— START Given information —

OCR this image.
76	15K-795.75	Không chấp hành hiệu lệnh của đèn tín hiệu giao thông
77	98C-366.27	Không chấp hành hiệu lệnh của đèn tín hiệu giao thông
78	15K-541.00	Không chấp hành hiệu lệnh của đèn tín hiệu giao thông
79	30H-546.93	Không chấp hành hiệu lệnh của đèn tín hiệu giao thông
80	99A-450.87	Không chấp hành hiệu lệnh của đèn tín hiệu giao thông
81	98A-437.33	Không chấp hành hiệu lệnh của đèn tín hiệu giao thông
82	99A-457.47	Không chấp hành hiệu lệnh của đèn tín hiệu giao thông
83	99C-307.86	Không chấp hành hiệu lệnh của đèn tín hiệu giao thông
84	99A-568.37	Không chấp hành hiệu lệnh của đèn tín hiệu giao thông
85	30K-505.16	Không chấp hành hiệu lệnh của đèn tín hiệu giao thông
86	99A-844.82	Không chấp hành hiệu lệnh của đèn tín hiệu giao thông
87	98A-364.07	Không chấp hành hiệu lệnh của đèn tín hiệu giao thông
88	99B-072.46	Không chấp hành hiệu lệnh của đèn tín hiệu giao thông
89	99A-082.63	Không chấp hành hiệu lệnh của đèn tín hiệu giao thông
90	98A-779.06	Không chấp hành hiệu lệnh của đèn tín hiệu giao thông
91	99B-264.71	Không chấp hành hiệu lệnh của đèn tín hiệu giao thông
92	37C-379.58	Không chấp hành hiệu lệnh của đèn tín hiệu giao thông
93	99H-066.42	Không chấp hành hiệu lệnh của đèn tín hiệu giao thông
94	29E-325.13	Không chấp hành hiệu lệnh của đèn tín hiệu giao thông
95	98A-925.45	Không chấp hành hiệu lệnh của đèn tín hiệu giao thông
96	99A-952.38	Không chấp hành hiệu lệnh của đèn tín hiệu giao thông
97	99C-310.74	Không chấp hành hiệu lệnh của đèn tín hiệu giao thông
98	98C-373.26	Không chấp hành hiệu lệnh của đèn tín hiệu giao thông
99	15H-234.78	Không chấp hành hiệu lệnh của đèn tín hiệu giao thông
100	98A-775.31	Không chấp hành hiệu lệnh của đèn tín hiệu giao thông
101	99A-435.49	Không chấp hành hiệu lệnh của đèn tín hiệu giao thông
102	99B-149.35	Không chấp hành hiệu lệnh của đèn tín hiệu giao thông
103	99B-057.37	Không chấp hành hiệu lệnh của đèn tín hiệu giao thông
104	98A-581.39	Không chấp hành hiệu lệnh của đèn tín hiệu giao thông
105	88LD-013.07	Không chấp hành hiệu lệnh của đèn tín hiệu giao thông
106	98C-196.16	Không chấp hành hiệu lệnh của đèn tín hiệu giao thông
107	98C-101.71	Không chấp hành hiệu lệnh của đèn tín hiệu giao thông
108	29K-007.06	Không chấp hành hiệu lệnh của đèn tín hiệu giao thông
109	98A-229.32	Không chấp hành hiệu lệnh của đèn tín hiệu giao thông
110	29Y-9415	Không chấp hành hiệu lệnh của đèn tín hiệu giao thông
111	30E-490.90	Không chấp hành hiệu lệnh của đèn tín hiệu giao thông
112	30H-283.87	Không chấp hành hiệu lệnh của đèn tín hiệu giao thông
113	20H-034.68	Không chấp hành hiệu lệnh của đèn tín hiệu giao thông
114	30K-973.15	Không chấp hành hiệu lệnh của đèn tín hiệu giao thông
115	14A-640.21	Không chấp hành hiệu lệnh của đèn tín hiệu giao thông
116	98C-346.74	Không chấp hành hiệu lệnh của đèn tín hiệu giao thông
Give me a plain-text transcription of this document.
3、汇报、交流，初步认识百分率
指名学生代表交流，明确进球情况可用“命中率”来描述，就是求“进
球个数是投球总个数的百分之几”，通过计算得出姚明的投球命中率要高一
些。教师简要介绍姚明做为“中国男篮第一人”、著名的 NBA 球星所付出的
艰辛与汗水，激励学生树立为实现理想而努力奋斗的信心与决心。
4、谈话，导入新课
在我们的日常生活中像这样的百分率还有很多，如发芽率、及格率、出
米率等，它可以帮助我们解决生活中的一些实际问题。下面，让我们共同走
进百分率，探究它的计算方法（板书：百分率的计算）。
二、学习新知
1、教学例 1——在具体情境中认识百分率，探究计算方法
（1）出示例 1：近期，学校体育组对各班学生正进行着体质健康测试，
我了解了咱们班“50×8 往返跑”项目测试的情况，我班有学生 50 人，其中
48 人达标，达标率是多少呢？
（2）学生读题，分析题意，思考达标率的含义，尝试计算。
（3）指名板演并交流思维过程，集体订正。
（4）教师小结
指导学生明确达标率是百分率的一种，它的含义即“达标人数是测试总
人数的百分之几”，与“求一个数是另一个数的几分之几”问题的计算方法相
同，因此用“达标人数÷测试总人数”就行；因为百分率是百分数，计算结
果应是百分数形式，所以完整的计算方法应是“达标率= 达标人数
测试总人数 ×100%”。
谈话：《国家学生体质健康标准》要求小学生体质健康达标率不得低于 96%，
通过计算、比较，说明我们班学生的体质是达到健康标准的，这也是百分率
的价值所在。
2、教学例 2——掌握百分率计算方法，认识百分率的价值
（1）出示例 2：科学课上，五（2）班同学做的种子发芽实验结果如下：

— END Given information —

→ **Exercise goal**
Search the preceding listing for the word "测试总人数" and pull out every line that holds it.

→ **Output of the task**
同，因此用“达标人数÷测试总人数”就行；因为百分率是百分数，计算结
测试总人数 ×100%”。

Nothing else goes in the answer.